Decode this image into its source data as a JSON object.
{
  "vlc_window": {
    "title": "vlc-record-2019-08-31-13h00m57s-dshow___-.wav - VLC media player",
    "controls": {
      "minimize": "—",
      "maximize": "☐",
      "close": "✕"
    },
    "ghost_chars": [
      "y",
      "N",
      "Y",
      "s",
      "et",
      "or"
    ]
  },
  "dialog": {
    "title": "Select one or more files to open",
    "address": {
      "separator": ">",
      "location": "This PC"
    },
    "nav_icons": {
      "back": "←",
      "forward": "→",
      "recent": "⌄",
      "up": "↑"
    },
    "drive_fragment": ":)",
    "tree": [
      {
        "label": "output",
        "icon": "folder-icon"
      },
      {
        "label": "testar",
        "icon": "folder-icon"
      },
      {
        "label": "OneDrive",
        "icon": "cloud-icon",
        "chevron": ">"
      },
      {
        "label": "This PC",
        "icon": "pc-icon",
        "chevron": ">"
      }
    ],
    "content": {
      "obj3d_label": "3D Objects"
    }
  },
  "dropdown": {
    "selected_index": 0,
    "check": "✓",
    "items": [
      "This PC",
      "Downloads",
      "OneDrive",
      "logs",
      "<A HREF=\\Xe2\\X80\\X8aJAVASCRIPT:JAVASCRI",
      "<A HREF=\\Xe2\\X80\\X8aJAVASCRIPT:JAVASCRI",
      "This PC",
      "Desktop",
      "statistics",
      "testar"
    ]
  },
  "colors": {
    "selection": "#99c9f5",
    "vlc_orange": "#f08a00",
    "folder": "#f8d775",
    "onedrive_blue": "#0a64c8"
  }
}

What is required: Copy out each line exactly as written.

Complete answer:
Decode this image into its source data as a JSON object.
{
  "vlc_window": {
    "title": "vlc-record-2019-08-31-13h00m57s-dshow___-.wav - VLC media player",
    "controls": {
      "minimize": "—",
      "maximize": "☐",
      "close": "✕"
    },
    "ghost_chars": [
      "y",
      "N",
      "Y",
      "s",
      "et",
      "or"
    ]
  },
  "dialog": {
    "title": "Select one or more files to open",
    "address": {
      "separator": ">",
      "location": "This PC"
    },
    "nav_icons": {
      "back": "←",
      "forward": "→",
      "recent": "⌄",
      "up": "↑"
    },
    "drive_fragment": ":)",
    "tree": [
      {
        "label": "output",
        "icon": "folder-icon"
      },
      {
        "label": "testar",
        "icon": "folder-icon"
      },
      {
        "label": "OneDrive",
        "icon": "cloud-icon",
        "chevron": ">"
      },
      {
        "label": "This PC",
        "icon": "pc-icon",
        "chevron": ">"
      }
    ],
    "content": {
      "obj3d_label": "3D Objects"
    }
  },
  "dropdown": {
    "selected_index": 0,
    "check": "✓",
    "items": [
      "This PC",
      "Downloads",
      "OneDrive",
      "logs",
      "<A HREF=\\Xe2\\X80\\X8aJAVASCRIPT:JAVASCRI",
      "<A HREF=\\Xe2\\X80\\X8aJAVASCRIPT:JAVASCRI",
      "This PC",
      "Desktop",
      "statistics",
      "testar"
    ]
  },
  "colors": {
    "selection": "#99c9f5",
    "vlc_orange": "#f08a00",
    "folder": "#f8d775",
    "onedrive_blue": "#0a64c8"
  }
}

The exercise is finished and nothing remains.